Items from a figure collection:
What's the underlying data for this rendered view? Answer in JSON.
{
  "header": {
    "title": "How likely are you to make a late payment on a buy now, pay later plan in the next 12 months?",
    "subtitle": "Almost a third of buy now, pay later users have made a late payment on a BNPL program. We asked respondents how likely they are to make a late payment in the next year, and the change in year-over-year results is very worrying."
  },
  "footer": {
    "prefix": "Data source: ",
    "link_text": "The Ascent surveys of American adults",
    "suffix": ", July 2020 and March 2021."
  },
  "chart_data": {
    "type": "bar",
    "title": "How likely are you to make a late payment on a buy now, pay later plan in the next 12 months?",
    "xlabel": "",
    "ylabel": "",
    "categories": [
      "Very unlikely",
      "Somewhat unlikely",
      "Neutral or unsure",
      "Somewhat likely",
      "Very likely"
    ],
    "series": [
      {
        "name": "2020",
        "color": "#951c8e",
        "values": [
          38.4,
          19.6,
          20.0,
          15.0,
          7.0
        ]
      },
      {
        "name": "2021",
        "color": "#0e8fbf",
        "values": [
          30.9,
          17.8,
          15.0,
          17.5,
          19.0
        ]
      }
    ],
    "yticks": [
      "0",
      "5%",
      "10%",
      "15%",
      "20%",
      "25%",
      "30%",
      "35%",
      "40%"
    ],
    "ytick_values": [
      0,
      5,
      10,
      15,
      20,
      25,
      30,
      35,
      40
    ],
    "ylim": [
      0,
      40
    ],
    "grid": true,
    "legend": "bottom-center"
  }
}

---

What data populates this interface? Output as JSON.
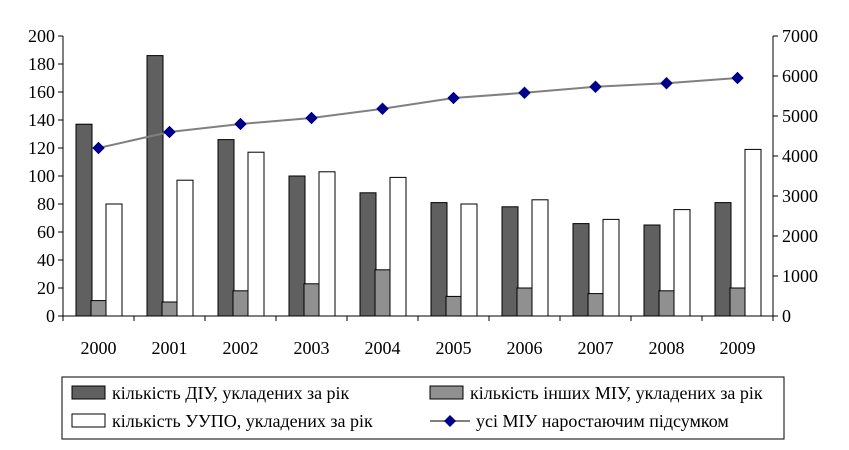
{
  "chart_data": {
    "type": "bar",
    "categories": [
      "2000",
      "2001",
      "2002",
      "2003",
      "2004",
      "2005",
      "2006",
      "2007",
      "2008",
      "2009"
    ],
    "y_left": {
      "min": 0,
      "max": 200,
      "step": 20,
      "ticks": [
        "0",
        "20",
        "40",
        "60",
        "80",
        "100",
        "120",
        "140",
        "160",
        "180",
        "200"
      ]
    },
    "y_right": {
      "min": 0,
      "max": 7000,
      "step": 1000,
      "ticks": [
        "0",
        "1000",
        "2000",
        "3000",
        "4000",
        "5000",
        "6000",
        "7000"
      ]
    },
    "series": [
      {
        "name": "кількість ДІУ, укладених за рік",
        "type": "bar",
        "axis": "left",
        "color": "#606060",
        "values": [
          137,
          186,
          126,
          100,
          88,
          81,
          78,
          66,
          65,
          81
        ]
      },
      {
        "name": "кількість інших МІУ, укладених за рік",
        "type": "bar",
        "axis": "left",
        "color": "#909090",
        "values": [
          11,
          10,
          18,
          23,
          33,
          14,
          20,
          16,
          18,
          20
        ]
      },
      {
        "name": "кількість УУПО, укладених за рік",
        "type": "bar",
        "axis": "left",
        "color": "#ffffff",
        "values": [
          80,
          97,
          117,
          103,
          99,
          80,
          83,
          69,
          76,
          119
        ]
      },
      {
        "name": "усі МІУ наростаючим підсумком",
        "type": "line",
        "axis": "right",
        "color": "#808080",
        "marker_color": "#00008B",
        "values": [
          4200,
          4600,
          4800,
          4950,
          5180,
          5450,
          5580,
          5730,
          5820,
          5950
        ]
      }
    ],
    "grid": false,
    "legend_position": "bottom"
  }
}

_DIRECTIONS_.
Only a number is expected here: the count of lines in the listing that hold the string "Somewhat".

_WORKED SOLUTION_.
2